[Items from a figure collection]
:::::
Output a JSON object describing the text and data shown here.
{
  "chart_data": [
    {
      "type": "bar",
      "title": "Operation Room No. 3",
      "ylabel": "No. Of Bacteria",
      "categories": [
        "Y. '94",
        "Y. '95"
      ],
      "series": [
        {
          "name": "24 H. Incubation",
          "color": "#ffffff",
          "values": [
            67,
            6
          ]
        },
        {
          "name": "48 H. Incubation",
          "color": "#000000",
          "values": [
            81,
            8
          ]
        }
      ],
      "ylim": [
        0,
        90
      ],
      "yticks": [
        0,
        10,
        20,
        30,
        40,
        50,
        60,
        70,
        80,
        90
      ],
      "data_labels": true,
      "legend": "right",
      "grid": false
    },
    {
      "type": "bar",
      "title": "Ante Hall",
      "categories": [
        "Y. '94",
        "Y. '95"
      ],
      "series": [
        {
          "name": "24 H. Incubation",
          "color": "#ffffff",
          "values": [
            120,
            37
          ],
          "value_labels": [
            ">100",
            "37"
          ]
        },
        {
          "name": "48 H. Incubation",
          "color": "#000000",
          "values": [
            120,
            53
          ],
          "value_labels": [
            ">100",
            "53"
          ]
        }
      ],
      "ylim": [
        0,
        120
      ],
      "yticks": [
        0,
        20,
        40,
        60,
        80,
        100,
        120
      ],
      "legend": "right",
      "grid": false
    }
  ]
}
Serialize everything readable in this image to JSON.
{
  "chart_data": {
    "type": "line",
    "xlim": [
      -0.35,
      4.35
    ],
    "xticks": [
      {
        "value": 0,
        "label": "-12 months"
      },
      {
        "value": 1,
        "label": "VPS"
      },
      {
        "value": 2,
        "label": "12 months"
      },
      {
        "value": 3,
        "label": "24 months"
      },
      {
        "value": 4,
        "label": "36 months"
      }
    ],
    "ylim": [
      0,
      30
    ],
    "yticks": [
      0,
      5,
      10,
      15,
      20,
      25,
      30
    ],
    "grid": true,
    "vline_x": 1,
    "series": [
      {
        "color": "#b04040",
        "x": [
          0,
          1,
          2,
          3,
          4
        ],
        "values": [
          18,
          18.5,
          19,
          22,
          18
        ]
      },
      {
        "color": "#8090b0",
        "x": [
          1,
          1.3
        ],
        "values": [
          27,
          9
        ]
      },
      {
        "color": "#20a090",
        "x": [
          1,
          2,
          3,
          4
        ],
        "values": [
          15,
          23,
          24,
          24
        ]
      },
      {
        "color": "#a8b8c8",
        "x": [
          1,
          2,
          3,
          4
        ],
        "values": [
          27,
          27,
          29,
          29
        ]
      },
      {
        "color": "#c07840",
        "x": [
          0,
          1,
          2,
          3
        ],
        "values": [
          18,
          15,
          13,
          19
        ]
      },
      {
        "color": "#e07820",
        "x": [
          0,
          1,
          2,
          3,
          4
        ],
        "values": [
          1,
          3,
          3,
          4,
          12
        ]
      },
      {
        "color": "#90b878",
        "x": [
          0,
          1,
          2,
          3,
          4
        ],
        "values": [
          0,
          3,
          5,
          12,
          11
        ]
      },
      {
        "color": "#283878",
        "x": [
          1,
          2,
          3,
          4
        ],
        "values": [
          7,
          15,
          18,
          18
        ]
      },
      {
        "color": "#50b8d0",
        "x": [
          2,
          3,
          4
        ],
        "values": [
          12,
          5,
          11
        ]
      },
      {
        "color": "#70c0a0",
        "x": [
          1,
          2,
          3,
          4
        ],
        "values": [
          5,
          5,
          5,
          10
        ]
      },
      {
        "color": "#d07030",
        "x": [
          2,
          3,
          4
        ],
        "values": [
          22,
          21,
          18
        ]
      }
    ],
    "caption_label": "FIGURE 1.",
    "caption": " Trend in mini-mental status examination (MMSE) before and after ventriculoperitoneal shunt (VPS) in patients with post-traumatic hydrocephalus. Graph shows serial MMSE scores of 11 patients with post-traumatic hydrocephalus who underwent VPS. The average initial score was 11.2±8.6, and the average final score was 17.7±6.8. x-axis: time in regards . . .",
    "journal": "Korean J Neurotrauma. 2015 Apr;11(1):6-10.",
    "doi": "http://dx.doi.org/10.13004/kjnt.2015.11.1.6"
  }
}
:::::
Each record needs to be given again exactly.

* _OUTPUT FOR THIS TASK_
Output a JSON object describing the text and data shown here.
{
  "chart_data": [
    {
      "type": "bar",
      "title": "Operation Room No. 3",
      "ylabel": "No. Of Bacteria",
      "categories": [
        "Y. '94",
        "Y. '95"
      ],
      "series": [
        {
          "name": "24 H. Incubation",
          "color": "#ffffff",
          "values": [
            67,
            6
          ]
        },
        {
          "name": "48 H. Incubation",
          "color": "#000000",
          "values": [
            81,
            8
          ]
        }
      ],
      "ylim": [
        0,
        90
      ],
      "yticks": [
        0,
        10,
        20,
        30,
        40,
        50,
        60,
        70,
        80,
        90
      ],
      "data_labels": true,
      "legend": "right",
      "grid": false
    },
    {
      "type": "bar",
      "title": "Ante Hall",
      "categories": [
        "Y. '94",
        "Y. '95"
      ],
      "series": [
        {
          "name": "24 H. Incubation",
          "color": "#ffffff",
          "values": [
            120,
            37
          ],
          "value_labels": [
            ">100",
            "37"
          ]
        },
        {
          "name": "48 H. Incubation",
          "color": "#000000",
          "values": [
            120,
            53
          ],
          "value_labels": [
            ">100",
            "53"
          ]
        }
      ],
      "ylim": [
        0,
        120
      ],
      "yticks": [
        0,
        20,
        40,
        60,
        80,
        100,
        120
      ],
      "legend": "right",
      "grid": false
    }
  ]
}
Serialize everything readable in this image to JSON.
{
  "chart_data": {
    "type": "line",
    "xlim": [
      -0.35,
      4.35
    ],
    "xticks": [
      {
        "value": 0,
        "label": "-12 months"
      },
      {
        "value": 1,
        "label": "VPS"
      },
      {
        "value": 2,
        "label": "12 months"
      },
      {
        "value": 3,
        "label": "24 months"
      },
      {
        "value": 4,
        "label": "36 months"
      }
    ],
    "ylim": [
      0,
      30
    ],
    "yticks": [
      0,
      5,
      10,
      15,
      20,
      25,
      30
    ],
    "grid": true,
    "vline_x": 1,
    "series": [
      {
        "color": "#b04040",
        "x": [
          0,
          1,
          2,
          3,
          4
        ],
        "values": [
          18,
          18.5,
          19,
          22,
          18
        ]
      },
      {
        "color": "#8090b0",
        "x": [
          1,
          1.3
        ],
        "values": [
          27,
          9
        ]
      },
      {
        "color": "#20a090",
        "x": [
          1,
          2,
          3,
          4
        ],
        "values": [
          15,
          23,
          24,
          24
        ]
      },
      {
        "color": "#a8b8c8",
        "x": [
          1,
          2,
          3,
          4
        ],
        "values": [
          27,
          27,
          29,
          29
        ]
      },
      {
        "color": "#c07840",
        "x": [
          0,
          1,
          2,
          3
        ],
        "values": [
          18,
          15,
          13,
          19
        ]
      },
      {
        "color": "#e07820",
        "x": [
          0,
          1,
          2,
          3,
          4
        ],
        "values": [
          1,
          3,
          3,
          4,
          12
        ]
      },
      {
        "color": "#90b878",
        "x": [
          0,
          1,
          2,
          3,
          4
        ],
        "values": [
          0,
          3,
          5,
          12,
          11
        ]
      },
      {
        "color": "#283878",
        "x": [
          1,
          2,
          3,
          4
        ],
        "values": [
          7,
          15,
          18,
          18
        ]
      },
      {
        "color": "#50b8d0",
        "x": [
          2,
          3,
          4
        ],
        "values": [
          12,
          5,
          11
        ]
      },
      {
        "color": "#70c0a0",
        "x": [
          1,
          2,
          3,
          4
        ],
        "values": [
          5,
          5,
          5,
          10
        ]
      },
      {
        "color": "#d07030",
        "x": [
          2,
          3,
          4
        ],
        "values": [
          22,
          21,
          18
        ]
      }
    ],
    "caption_label": "FIGURE 1.",
    "caption": " Trend in mini-mental status examination (MMSE) before and after ventriculoperitoneal shunt (VPS) in patients with post-traumatic hydrocephalus. Graph shows serial MMSE scores of 11 patients with post-traumatic hydrocephalus who underwent VPS. The average initial score was 11.2±8.6, and the average final score was 17.7±6.8. x-axis: time in regards . . .",
    "journal": "Korean J Neurotrauma. 2015 Apr;11(1):6-10.",
    "doi": "http://dx.doi.org/10.13004/kjnt.2015.11.1.6"
  }
}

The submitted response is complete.